Objective:
Restate every entry word for word.
------------------------------------------------------------------------
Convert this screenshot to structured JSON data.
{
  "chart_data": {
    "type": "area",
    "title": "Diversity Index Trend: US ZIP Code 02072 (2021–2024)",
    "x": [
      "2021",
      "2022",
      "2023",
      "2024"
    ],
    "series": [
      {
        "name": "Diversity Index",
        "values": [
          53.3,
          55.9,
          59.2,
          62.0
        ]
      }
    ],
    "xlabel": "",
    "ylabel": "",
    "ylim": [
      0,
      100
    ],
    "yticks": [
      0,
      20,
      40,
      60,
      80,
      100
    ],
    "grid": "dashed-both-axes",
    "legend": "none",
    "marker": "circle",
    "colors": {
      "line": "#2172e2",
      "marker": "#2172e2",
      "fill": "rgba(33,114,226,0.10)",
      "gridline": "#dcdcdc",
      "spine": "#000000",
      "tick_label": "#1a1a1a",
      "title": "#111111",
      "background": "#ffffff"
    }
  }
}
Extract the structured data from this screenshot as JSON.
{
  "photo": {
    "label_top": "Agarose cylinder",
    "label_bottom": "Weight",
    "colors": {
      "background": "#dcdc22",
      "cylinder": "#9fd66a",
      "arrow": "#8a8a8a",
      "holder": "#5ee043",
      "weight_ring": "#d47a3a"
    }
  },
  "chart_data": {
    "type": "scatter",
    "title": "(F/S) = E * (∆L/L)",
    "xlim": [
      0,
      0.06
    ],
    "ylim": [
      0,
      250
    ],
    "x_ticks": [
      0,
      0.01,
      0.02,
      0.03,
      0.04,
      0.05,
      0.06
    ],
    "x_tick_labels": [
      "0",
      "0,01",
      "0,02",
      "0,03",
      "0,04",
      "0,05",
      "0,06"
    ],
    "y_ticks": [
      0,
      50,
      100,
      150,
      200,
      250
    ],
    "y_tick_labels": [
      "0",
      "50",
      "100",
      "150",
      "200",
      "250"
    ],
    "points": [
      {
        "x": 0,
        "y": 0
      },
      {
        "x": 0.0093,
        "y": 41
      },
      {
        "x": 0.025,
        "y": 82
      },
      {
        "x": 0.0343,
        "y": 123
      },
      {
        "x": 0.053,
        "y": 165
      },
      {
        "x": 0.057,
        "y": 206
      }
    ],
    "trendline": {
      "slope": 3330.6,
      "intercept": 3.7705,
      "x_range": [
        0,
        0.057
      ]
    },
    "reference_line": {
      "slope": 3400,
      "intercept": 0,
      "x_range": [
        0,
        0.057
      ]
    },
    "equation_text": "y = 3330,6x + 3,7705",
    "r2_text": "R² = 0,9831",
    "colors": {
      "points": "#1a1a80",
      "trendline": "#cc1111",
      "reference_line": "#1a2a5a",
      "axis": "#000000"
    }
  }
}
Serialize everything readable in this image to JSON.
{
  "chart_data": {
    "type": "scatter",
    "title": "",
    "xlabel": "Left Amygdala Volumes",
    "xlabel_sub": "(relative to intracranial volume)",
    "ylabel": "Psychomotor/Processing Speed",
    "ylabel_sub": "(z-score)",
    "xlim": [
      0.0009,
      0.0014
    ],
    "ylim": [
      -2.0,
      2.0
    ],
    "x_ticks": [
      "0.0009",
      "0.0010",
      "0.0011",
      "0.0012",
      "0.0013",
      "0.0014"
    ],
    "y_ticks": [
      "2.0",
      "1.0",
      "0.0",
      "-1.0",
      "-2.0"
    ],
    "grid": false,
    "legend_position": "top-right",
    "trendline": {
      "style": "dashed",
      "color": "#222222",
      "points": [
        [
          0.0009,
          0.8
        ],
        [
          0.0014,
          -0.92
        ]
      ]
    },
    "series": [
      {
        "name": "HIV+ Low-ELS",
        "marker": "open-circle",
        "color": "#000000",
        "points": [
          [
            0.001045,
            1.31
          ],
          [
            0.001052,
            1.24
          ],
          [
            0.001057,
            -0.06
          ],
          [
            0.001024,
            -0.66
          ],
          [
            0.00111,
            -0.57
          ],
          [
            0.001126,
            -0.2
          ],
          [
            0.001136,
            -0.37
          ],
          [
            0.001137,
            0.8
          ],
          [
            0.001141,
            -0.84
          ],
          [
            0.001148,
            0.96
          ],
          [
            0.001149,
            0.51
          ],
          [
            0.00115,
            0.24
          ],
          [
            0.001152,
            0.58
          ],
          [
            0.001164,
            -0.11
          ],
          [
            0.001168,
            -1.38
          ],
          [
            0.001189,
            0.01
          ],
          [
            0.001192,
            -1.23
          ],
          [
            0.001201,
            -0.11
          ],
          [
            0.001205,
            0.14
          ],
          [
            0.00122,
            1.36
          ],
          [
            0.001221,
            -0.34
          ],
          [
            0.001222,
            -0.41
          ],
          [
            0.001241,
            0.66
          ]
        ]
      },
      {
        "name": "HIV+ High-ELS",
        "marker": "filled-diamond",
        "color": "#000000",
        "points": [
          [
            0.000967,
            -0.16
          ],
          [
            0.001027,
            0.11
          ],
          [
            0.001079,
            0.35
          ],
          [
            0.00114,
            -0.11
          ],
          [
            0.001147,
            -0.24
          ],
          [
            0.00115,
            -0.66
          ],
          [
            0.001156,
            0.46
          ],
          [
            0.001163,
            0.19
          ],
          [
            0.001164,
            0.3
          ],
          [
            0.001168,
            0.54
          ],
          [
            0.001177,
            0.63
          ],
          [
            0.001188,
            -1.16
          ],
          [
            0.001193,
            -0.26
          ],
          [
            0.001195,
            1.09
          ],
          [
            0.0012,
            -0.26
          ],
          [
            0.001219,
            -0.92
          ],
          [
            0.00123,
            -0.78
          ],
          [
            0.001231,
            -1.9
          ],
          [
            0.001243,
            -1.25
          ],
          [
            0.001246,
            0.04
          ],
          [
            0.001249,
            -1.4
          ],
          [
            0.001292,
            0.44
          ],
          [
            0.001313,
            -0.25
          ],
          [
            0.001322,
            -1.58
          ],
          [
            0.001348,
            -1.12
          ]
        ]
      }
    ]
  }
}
------------------------------------------------------------------------
Solution for this exercise:
Convert this screenshot to structured JSON data.
{
  "chart_data": {
    "type": "area",
    "title": "Diversity Index Trend: US ZIP Code 02072 (2021–2024)",
    "x": [
      "2021",
      "2022",
      "2023",
      "2024"
    ],
    "series": [
      {
        "name": "Diversity Index",
        "values": [
          53.3,
          55.9,
          59.2,
          62.0
        ]
      }
    ],
    "xlabel": "",
    "ylabel": "",
    "ylim": [
      0,
      100
    ],
    "yticks": [
      0,
      20,
      40,
      60,
      80,
      100
    ],
    "grid": "dashed-both-axes",
    "legend": "none",
    "marker": "circle",
    "colors": {
      "line": "#2172e2",
      "marker": "#2172e2",
      "fill": "rgba(33,114,226,0.10)",
      "gridline": "#dcdcdc",
      "spine": "#000000",
      "tick_label": "#1a1a1a",
      "title": "#111111",
      "background": "#ffffff"
    }
  }
}
Extract the structured data from this screenshot as JSON.
{
  "photo": {
    "label_top": "Agarose cylinder",
    "label_bottom": "Weight",
    "colors": {
      "background": "#dcdc22",
      "cylinder": "#9fd66a",
      "arrow": "#8a8a8a",
      "holder": "#5ee043",
      "weight_ring": "#d47a3a"
    }
  },
  "chart_data": {
    "type": "scatter",
    "title": "(F/S) = E * (∆L/L)",
    "xlim": [
      0,
      0.06
    ],
    "ylim": [
      0,
      250
    ],
    "x_ticks": [
      0,
      0.01,
      0.02,
      0.03,
      0.04,
      0.05,
      0.06
    ],
    "x_tick_labels": [
      "0",
      "0,01",
      "0,02",
      "0,03",
      "0,04",
      "0,05",
      "0,06"
    ],
    "y_ticks": [
      0,
      50,
      100,
      150,
      200,
      250
    ],
    "y_tick_labels": [
      "0",
      "50",
      "100",
      "150",
      "200",
      "250"
    ],
    "points": [
      {
        "x": 0,
        "y": 0
      },
      {
        "x": 0.0093,
        "y": 41
      },
      {
        "x": 0.025,
        "y": 82
      },
      {
        "x": 0.0343,
        "y": 123
      },
      {
        "x": 0.053,
        "y": 165
      },
      {
        "x": 0.057,
        "y": 206
      }
    ],
    "trendline": {
      "slope": 3330.6,
      "intercept": 3.7705,
      "x_range": [
        0,
        0.057
      ]
    },
    "reference_line": {
      "slope": 3400,
      "intercept": 0,
      "x_range": [
        0,
        0.057
      ]
    },
    "equation_text": "y = 3330,6x + 3,7705",
    "r2_text": "R² = 0,9831",
    "colors": {
      "points": "#1a1a80",
      "trendline": "#cc1111",
      "reference_line": "#1a2a5a",
      "axis": "#000000"
    }
  }
}
Serialize everything readable in this image to JSON.
{
  "chart_data": {
    "type": "scatter",
    "title": "",
    "xlabel": "Left Amygdala Volumes",
    "xlabel_sub": "(relative to intracranial volume)",
    "ylabel": "Psychomotor/Processing Speed",
    "ylabel_sub": "(z-score)",
    "xlim": [
      0.0009,
      0.0014
    ],
    "ylim": [
      -2.0,
      2.0
    ],
    "x_ticks": [
      "0.0009",
      "0.0010",
      "0.0011",
      "0.0012",
      "0.0013",
      "0.0014"
    ],
    "y_ticks": [
      "2.0",
      "1.0",
      "0.0",
      "-1.0",
      "-2.0"
    ],
    "grid": false,
    "legend_position": "top-right",
    "trendline": {
      "style": "dashed",
      "color": "#222222",
      "points": [
        [
          0.0009,
          0.8
        ],
        [
          0.0014,
          -0.92
        ]
      ]
    },
    "series": [
      {
        "name": "HIV+ Low-ELS",
        "marker": "open-circle",
        "color": "#000000",
        "points": [
          [
            0.001045,
            1.31
          ],
          [
            0.001052,
            1.24
          ],
          [
            0.001057,
            -0.06
          ],
          [
            0.001024,
            -0.66
          ],
          [
            0.00111,
            -0.57
          ],
          [
            0.001126,
            -0.2
          ],
          [
            0.001136,
            -0.37
          ],
          [
            0.001137,
            0.8
          ],
          [
            0.001141,
            -0.84
          ],
          [
            0.001148,
            0.96
          ],
          [
            0.001149,
            0.51
          ],
          [
            0.00115,
            0.24
          ],
          [
            0.001152,
            0.58
          ],
          [
            0.001164,
            -0.11
          ],
          [
            0.001168,
            -1.38
          ],
          [
            0.001189,
            0.01
          ],
          [
            0.001192,
            -1.23
          ],
          [
            0.001201,
            -0.11
          ],
          [
            0.001205,
            0.14
          ],
          [
            0.00122,
            1.36
          ],
          [
            0.001221,
            -0.34
          ],
          [
            0.001222,
            -0.41
          ],
          [
            0.001241,
            0.66
          ]
        ]
      },
      {
        "name": "HIV+ High-ELS",
        "marker": "filled-diamond",
        "color": "#000000",
        "points": [
          [
            0.000967,
            -0.16
          ],
          [
            0.001027,
            0.11
          ],
          [
            0.001079,
            0.35
          ],
          [
            0.00114,
            -0.11
          ],
          [
            0.001147,
            -0.24
          ],
          [
            0.00115,
            -0.66
          ],
          [
            0.001156,
            0.46
          ],
          [
            0.001163,
            0.19
          ],
          [
            0.001164,
            0.3
          ],
          [
            0.001168,
            0.54
          ],
          [
            0.001177,
            0.63
          ],
          [
            0.001188,
            -1.16
          ],
          [
            0.001193,
            -0.26
          ],
          [
            0.001195,
            1.09
          ],
          [
            0.0012,
            -0.26
          ],
          [
            0.001219,
            -0.92
          ],
          [
            0.00123,
            -0.78
          ],
          [
            0.001231,
            -1.9
          ],
          [
            0.001243,
            -1.25
          ],
          [
            0.001246,
            0.04
          ],
          [
            0.001249,
            -1.4
          ],
          [
            0.001292,
            0.44
          ],
          [
            0.001313,
            -0.25
          ],
          [
            0.001322,
            -1.58
          ],
          [
            0.001348,
            -1.12
          ]
        ]
      }
    ]
  }
}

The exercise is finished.